Written problem. What is the number of lines containing "Floor"? Give only that number.

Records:
****

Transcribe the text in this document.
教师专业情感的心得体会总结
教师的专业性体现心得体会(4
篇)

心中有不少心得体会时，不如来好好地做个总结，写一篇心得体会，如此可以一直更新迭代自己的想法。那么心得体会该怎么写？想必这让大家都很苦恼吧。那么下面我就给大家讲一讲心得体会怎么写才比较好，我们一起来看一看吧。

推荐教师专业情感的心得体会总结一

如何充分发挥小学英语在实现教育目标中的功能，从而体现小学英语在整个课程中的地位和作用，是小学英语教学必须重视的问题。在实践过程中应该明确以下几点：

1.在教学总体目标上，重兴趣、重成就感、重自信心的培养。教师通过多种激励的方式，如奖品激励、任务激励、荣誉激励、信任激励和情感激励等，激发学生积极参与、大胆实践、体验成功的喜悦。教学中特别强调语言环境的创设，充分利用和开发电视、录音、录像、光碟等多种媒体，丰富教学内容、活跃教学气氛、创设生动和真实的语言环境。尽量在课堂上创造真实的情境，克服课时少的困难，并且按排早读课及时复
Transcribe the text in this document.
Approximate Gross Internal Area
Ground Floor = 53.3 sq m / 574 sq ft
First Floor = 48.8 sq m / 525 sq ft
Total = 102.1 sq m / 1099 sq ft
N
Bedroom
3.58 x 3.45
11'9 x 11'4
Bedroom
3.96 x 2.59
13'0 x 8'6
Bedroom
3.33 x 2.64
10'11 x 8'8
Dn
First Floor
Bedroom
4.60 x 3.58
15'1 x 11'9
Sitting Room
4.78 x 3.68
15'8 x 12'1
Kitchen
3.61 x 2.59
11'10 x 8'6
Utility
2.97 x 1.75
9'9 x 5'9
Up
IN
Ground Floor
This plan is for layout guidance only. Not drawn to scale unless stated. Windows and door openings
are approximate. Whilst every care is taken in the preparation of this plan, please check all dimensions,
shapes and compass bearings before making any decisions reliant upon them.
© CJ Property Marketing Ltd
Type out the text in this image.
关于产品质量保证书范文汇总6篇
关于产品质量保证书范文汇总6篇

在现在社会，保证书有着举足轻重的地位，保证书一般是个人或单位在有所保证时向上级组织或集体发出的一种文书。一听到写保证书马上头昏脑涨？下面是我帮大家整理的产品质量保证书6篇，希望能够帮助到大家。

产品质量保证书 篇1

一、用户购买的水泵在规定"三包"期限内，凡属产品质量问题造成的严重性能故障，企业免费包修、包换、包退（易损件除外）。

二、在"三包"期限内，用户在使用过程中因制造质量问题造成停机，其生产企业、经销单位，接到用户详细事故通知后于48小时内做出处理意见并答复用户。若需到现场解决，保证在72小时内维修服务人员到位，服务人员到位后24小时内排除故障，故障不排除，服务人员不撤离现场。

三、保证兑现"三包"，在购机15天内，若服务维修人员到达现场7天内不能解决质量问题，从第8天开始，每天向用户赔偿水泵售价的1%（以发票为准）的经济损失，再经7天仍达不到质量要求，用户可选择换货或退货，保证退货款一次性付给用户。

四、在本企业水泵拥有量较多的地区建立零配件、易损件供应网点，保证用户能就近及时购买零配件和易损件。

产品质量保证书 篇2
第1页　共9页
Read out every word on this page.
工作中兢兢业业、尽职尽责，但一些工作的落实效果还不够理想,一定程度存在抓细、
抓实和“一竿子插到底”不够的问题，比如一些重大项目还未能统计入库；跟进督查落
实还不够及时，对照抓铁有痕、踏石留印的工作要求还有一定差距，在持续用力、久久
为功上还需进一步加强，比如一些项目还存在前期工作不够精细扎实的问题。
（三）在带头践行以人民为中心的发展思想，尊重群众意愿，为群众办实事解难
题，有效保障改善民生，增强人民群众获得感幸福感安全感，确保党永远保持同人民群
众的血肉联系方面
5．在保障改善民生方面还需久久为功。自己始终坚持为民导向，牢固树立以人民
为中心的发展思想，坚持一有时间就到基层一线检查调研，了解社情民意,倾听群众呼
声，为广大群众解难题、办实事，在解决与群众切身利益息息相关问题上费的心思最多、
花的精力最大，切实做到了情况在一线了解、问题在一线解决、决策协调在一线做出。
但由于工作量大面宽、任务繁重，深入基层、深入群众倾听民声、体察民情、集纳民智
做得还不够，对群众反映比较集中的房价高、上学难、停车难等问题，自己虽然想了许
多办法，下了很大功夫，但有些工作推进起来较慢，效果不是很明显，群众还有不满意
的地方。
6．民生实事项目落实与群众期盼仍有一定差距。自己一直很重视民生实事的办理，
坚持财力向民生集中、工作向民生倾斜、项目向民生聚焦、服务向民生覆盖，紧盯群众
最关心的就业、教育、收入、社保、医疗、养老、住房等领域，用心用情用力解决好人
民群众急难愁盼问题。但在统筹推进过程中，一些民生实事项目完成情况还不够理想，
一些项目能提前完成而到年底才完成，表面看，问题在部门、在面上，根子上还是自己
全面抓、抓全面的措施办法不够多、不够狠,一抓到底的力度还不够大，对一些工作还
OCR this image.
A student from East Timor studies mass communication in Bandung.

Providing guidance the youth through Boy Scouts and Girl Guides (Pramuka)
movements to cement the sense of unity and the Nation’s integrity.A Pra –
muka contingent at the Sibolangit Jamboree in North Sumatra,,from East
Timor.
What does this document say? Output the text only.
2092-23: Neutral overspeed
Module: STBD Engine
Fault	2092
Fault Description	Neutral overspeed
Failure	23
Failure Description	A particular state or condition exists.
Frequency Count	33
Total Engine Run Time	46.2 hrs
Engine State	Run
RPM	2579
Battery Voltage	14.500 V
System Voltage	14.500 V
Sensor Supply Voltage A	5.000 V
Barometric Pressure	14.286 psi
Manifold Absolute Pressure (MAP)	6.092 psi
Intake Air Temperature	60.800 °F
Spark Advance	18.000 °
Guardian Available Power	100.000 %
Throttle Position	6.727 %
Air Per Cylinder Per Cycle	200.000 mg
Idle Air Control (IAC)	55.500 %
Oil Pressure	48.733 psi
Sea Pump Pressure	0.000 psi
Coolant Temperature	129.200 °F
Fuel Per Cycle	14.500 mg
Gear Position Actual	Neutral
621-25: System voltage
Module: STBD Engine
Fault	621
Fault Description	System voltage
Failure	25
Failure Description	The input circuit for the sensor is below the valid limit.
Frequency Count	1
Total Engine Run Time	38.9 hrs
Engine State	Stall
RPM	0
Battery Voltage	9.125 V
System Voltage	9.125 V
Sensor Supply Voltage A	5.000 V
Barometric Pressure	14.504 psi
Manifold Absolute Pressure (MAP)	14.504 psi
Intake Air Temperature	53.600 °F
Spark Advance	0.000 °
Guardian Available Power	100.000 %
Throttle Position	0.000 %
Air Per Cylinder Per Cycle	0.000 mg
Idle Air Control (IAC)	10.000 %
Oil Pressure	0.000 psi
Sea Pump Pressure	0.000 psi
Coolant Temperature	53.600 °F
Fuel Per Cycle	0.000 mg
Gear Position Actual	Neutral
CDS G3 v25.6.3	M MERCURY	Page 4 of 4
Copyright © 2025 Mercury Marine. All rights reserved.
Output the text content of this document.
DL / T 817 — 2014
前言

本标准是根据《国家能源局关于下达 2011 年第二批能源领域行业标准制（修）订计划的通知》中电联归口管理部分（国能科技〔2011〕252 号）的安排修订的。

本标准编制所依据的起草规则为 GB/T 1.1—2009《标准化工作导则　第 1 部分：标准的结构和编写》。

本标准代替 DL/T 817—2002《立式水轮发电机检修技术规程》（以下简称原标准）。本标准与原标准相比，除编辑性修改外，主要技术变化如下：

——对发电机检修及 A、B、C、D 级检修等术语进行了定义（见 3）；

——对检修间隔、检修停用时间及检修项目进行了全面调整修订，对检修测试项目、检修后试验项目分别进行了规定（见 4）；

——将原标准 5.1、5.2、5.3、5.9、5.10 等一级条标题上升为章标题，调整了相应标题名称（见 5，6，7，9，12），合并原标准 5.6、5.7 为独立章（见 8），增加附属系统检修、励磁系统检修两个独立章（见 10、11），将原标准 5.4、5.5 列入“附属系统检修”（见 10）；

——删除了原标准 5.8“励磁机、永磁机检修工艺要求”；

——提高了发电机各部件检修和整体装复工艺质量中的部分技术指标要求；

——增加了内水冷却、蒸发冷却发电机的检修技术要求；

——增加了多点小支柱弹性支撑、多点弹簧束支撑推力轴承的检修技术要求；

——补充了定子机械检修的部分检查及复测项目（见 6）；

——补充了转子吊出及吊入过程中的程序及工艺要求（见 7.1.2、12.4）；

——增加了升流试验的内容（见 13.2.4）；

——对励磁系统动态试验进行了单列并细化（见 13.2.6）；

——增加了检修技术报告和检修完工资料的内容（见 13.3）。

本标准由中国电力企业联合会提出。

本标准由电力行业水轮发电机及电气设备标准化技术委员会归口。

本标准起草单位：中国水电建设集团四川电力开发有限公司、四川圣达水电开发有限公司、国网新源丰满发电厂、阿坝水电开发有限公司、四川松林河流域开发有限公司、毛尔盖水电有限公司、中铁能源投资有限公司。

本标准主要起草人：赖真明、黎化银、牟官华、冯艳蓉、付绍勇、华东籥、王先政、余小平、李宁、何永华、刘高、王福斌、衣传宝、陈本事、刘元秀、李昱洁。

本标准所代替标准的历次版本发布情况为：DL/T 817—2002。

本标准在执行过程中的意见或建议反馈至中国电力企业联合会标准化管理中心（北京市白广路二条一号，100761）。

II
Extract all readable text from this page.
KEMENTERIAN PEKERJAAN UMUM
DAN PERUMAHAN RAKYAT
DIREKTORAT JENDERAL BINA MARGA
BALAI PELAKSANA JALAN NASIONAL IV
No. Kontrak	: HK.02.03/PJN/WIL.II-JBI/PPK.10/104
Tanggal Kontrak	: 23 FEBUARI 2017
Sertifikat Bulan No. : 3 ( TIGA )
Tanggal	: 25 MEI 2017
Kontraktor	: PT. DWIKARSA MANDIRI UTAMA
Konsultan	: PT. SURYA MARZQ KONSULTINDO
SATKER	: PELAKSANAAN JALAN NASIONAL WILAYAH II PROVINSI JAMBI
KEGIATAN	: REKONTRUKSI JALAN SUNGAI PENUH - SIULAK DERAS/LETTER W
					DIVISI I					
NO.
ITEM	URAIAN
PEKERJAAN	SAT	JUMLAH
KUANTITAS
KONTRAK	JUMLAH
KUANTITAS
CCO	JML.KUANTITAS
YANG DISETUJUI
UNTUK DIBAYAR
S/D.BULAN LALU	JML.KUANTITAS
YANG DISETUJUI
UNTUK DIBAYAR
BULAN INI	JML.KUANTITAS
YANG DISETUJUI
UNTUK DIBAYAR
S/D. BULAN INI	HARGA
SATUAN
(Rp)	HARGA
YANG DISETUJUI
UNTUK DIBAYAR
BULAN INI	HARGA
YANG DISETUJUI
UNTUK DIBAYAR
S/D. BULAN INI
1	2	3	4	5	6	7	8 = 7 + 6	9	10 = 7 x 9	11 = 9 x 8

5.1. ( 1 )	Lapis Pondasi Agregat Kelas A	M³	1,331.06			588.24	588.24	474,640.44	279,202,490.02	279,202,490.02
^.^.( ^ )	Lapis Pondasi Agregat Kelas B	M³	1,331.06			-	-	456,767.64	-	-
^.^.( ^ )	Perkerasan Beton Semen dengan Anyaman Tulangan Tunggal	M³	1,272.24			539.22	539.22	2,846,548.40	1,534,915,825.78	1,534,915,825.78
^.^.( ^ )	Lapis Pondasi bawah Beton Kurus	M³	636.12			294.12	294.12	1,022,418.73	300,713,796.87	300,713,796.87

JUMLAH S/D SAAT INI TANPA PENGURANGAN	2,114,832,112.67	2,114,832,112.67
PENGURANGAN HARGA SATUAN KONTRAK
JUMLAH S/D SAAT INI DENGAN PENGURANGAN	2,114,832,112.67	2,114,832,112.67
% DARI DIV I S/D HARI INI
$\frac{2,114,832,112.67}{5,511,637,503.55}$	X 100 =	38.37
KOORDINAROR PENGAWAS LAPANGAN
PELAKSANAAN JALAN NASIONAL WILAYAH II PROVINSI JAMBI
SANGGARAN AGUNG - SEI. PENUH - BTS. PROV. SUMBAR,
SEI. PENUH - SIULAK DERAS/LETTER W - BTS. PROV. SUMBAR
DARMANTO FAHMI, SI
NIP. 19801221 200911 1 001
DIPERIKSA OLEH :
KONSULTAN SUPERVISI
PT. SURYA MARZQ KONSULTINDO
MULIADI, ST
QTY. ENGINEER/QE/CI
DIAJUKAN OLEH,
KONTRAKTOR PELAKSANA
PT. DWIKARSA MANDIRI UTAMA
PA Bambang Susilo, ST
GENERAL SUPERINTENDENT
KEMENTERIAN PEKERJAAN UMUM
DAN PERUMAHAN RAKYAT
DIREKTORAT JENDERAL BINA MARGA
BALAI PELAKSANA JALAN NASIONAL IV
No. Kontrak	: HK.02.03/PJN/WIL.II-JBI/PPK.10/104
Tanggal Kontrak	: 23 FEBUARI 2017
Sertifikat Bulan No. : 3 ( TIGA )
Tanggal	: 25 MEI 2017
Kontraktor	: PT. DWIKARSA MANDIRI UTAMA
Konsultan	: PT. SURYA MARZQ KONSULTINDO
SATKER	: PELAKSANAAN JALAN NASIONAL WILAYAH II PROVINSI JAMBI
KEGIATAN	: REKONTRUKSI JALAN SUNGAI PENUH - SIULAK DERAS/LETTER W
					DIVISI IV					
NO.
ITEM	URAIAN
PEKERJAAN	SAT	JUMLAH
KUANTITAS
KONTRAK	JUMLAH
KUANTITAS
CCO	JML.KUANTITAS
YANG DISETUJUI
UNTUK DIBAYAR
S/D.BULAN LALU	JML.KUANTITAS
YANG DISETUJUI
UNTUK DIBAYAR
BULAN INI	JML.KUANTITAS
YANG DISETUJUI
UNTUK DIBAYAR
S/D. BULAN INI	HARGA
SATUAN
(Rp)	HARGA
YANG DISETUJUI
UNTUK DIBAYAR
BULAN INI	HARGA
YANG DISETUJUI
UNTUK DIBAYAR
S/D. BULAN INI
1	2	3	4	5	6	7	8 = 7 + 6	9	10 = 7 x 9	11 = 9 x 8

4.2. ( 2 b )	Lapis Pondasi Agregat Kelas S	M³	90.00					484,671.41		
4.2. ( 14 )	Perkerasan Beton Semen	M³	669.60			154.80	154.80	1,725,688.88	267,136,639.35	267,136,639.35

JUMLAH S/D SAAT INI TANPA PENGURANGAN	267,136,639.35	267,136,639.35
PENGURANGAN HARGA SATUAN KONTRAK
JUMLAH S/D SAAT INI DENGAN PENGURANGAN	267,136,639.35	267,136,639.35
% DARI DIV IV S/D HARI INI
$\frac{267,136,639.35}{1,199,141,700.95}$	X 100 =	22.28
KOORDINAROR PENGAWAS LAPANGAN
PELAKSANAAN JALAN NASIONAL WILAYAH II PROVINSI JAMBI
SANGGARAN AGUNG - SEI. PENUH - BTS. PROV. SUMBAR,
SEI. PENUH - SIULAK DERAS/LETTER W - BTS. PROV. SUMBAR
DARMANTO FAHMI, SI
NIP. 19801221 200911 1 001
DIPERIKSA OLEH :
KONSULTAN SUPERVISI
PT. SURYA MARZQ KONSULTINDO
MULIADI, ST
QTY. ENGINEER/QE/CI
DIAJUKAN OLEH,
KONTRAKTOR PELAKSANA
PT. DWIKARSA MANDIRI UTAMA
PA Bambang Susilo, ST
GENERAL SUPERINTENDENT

****

Response. 4